# START OF Data supplied

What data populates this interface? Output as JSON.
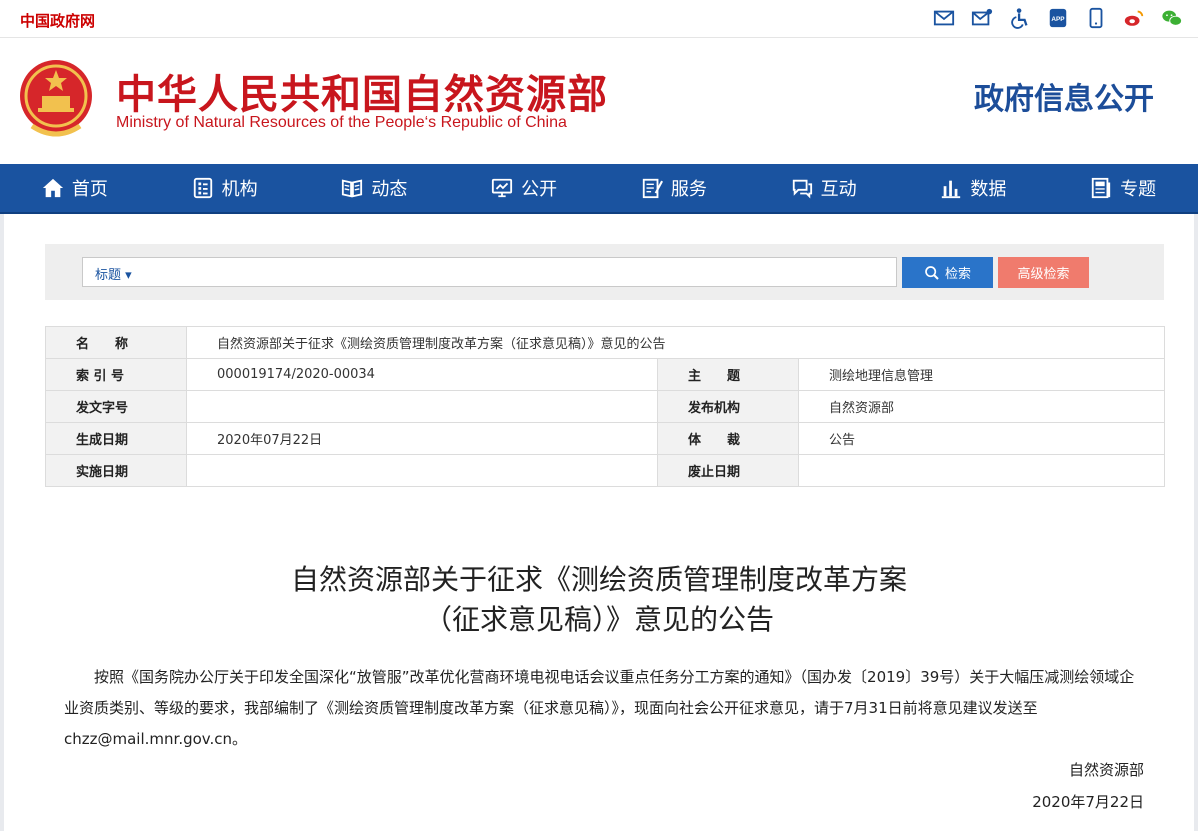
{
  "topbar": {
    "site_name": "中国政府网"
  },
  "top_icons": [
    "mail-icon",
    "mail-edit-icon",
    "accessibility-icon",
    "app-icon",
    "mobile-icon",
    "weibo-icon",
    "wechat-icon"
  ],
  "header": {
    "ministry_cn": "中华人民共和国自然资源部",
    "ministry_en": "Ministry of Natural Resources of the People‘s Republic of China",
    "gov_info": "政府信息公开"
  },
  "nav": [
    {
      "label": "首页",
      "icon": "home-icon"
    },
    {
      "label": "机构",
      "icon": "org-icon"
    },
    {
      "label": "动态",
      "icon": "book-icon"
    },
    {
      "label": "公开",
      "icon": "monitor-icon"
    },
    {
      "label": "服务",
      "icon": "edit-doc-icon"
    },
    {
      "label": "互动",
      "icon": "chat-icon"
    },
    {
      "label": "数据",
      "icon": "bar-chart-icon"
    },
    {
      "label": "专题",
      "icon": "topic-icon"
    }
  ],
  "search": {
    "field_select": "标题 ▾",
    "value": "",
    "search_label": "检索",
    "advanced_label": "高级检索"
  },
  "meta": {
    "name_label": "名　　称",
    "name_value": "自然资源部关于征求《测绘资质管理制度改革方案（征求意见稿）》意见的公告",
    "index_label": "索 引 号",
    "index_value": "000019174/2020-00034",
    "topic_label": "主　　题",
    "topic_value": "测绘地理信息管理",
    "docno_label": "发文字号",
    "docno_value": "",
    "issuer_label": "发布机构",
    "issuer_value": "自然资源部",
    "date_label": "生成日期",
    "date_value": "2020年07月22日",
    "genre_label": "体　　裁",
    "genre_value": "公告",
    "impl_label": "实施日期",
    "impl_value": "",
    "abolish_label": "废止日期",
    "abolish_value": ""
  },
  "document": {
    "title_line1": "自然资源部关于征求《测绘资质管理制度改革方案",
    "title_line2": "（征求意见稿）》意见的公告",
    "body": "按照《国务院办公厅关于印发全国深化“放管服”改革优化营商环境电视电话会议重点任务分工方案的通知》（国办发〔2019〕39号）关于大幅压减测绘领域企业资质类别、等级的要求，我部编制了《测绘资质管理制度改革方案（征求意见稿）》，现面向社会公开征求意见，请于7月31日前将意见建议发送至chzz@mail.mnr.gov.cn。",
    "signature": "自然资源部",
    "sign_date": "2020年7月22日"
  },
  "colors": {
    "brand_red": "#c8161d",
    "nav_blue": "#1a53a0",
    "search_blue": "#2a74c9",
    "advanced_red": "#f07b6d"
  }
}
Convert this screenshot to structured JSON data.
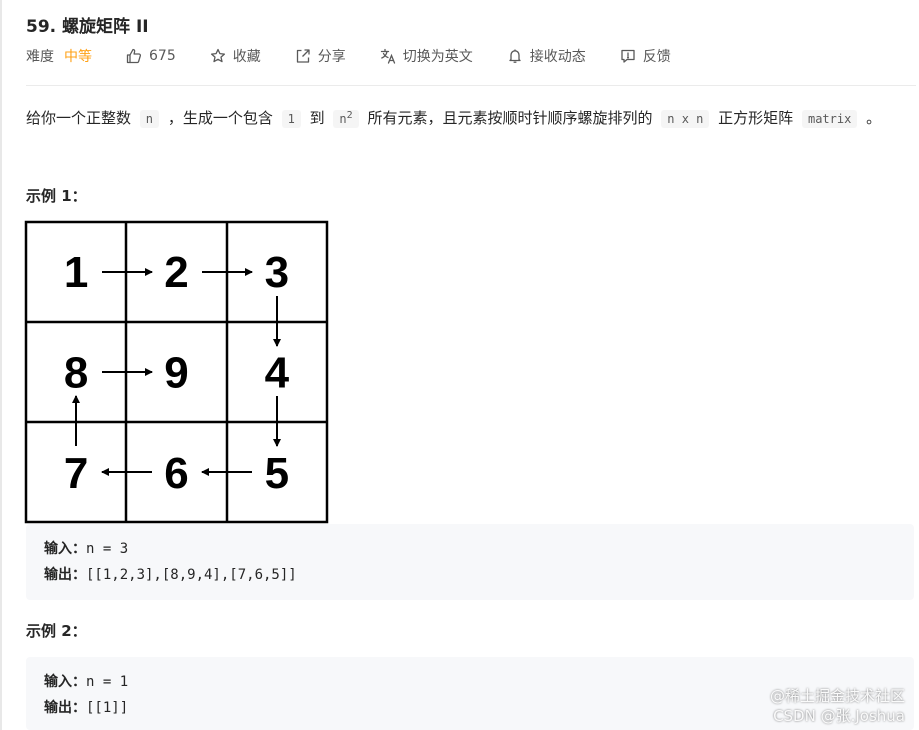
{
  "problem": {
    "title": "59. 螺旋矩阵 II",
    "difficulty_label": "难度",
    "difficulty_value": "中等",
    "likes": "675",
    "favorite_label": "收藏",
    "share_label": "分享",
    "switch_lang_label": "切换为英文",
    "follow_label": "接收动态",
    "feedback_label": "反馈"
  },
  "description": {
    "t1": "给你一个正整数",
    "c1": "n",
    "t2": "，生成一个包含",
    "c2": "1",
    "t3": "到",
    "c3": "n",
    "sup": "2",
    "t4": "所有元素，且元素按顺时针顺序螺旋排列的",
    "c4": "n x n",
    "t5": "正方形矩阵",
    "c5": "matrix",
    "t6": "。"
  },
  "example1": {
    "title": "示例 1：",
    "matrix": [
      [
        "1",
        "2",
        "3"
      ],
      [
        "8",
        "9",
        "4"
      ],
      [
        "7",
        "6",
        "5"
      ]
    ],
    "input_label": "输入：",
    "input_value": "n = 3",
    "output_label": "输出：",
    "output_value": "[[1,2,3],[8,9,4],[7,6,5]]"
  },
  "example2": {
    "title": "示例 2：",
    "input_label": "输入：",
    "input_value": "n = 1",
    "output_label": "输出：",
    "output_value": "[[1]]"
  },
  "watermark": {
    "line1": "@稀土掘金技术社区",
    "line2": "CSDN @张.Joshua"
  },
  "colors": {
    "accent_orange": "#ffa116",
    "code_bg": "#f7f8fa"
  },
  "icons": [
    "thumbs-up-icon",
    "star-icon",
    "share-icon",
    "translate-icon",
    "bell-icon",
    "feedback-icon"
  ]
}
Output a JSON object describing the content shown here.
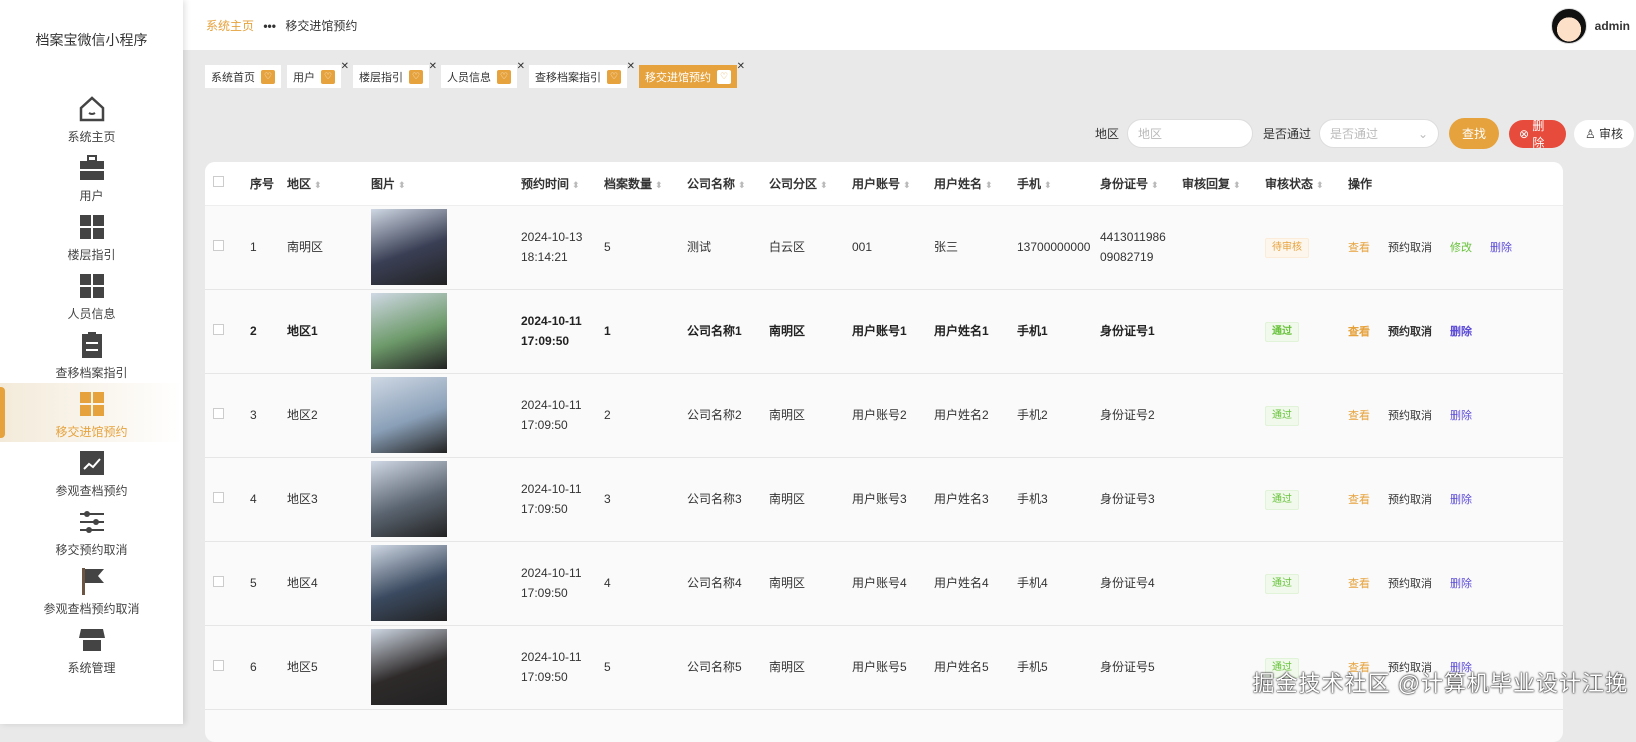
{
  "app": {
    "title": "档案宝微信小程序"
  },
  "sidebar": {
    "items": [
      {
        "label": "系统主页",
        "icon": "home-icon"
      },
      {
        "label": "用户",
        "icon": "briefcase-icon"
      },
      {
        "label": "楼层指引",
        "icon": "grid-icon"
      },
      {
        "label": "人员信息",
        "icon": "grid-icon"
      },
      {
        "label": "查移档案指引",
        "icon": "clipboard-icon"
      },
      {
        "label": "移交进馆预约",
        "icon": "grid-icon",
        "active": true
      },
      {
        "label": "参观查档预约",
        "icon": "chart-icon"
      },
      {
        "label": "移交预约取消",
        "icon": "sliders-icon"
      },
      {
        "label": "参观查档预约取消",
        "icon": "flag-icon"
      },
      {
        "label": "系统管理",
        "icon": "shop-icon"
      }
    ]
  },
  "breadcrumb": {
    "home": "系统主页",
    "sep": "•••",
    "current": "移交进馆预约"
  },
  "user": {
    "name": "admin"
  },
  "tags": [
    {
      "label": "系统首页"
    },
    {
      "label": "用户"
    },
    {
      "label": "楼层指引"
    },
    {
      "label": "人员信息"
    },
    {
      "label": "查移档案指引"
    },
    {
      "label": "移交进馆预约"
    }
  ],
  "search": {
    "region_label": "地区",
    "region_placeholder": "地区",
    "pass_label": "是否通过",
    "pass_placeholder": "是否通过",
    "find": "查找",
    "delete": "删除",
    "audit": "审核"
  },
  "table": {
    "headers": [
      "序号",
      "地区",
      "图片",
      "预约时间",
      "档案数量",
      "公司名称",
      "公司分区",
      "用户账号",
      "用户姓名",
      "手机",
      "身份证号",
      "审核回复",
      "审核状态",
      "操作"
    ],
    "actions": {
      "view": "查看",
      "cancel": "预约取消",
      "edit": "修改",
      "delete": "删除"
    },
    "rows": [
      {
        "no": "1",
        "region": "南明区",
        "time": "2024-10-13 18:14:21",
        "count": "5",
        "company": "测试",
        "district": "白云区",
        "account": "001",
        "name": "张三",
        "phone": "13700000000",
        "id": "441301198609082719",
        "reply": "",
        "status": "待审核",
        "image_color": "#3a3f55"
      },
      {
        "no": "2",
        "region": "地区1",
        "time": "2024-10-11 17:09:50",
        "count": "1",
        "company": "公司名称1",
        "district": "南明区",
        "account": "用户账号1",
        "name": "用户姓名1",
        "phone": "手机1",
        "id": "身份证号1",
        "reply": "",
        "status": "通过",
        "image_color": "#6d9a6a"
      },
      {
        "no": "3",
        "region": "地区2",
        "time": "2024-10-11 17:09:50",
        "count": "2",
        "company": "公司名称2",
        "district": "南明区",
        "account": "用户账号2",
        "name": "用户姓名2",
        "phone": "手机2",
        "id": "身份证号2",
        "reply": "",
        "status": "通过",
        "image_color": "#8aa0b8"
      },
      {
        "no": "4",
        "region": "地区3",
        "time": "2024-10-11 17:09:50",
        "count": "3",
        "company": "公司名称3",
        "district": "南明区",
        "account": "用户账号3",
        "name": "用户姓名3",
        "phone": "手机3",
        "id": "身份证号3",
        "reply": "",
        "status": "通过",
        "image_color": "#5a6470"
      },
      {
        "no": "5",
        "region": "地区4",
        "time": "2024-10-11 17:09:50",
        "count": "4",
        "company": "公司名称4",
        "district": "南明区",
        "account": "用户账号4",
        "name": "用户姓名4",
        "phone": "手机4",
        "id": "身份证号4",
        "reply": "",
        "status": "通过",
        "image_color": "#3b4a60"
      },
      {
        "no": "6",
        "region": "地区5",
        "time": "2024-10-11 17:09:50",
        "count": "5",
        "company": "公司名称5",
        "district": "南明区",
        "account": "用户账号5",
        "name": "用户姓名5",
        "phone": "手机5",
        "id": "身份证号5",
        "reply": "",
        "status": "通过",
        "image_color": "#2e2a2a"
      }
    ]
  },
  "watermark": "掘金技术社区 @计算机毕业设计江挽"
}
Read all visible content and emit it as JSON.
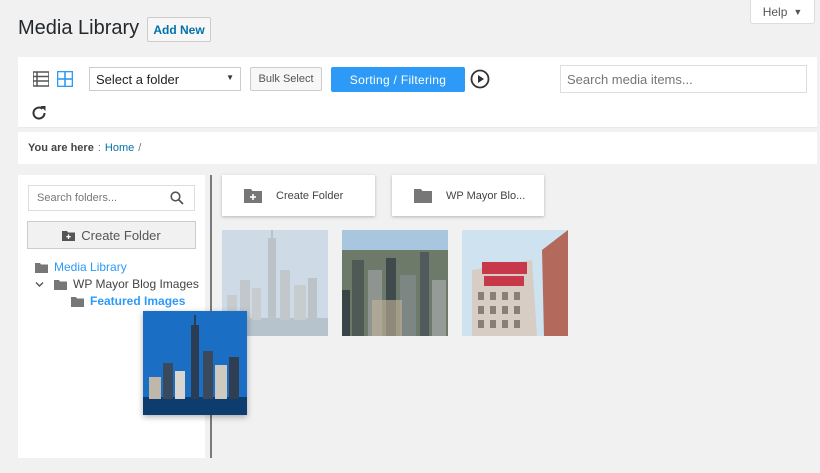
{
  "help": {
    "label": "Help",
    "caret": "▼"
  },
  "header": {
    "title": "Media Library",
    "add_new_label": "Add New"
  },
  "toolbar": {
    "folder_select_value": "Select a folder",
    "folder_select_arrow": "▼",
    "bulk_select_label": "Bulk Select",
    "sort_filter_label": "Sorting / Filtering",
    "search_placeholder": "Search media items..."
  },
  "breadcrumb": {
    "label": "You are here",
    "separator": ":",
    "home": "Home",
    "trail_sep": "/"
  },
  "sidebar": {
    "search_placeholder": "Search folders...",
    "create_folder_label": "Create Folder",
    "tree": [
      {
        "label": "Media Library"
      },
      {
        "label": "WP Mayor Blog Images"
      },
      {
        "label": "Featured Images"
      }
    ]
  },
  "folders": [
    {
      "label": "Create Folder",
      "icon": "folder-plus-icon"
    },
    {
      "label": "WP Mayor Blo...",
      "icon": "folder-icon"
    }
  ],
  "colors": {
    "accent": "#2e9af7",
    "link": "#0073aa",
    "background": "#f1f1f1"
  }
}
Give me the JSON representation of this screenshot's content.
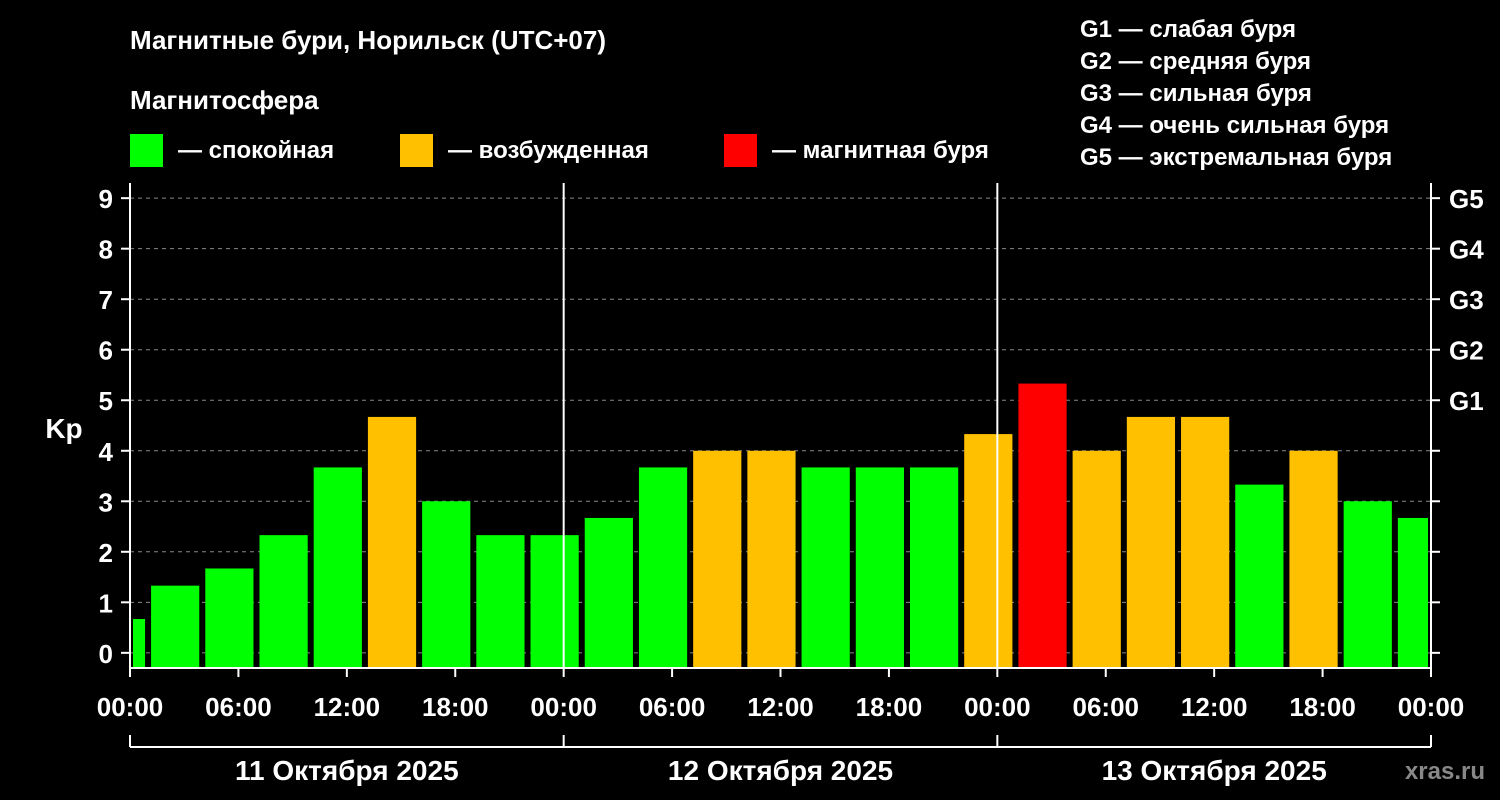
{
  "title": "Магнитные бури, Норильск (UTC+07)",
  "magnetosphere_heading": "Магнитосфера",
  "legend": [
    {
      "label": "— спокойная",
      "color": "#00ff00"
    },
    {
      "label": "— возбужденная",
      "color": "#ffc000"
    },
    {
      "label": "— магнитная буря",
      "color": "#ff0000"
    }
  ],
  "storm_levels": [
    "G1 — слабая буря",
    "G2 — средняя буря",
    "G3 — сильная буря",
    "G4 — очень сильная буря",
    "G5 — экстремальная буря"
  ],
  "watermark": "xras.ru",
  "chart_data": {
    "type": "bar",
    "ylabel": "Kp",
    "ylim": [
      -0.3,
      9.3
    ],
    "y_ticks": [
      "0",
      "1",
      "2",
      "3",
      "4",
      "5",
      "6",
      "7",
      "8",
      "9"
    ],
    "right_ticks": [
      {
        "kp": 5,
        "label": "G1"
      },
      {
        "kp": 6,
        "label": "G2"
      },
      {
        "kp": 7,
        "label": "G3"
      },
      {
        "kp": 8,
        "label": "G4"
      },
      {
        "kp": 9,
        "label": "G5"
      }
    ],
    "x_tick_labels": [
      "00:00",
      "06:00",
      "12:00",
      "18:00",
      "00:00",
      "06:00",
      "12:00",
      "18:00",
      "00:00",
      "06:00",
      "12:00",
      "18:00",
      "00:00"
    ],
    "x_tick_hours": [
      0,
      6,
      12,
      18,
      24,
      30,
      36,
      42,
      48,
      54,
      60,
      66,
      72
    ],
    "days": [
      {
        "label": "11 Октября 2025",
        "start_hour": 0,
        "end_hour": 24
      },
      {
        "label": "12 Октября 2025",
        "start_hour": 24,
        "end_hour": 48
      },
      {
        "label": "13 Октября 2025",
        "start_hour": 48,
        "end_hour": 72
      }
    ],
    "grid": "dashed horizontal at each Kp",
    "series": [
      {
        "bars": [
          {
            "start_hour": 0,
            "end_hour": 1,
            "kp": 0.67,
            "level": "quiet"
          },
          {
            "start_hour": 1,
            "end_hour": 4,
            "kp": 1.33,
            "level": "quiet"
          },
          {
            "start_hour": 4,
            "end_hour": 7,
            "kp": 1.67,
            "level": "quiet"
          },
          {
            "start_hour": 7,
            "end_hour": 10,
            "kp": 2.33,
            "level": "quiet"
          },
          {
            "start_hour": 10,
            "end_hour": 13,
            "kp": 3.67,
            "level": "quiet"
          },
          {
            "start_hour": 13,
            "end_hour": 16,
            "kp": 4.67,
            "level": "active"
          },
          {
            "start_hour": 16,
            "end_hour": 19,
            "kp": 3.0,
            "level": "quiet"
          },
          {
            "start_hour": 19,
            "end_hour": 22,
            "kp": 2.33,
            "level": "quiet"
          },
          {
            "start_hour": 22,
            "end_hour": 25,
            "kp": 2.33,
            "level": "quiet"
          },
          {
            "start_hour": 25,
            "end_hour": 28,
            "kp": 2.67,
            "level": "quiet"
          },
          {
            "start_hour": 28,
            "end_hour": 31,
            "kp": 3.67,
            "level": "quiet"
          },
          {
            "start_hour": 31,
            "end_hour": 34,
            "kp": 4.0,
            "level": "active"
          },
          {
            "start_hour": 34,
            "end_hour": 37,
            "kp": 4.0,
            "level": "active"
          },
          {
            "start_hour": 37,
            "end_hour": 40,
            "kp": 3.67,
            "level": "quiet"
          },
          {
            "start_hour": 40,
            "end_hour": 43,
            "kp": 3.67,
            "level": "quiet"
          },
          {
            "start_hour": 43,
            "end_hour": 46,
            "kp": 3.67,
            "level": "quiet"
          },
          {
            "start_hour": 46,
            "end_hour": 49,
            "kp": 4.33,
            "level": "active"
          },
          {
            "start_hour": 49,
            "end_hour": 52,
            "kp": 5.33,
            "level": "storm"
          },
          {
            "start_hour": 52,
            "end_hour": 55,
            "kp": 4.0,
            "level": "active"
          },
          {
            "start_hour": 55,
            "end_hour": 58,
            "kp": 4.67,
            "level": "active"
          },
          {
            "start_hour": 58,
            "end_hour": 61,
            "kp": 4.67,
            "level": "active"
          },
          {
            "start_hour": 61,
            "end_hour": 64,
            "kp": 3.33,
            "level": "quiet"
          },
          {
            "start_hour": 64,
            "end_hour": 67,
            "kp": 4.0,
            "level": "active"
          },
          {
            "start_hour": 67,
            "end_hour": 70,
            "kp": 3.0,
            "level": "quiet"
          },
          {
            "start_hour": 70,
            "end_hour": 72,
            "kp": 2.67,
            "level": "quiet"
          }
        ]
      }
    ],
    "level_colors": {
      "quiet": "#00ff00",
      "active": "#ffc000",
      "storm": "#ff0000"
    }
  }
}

# END OF Data supplied

Reproduce every line from the entries that holds the word "JSON".

What data populates this interface? Output as JSON.
Convert this screenshot to structured JSON data.
Output a JSON object describing the content shown here.
Read all visible content and emit it as JSON.
Give me the JSON representation of this screenshot's content.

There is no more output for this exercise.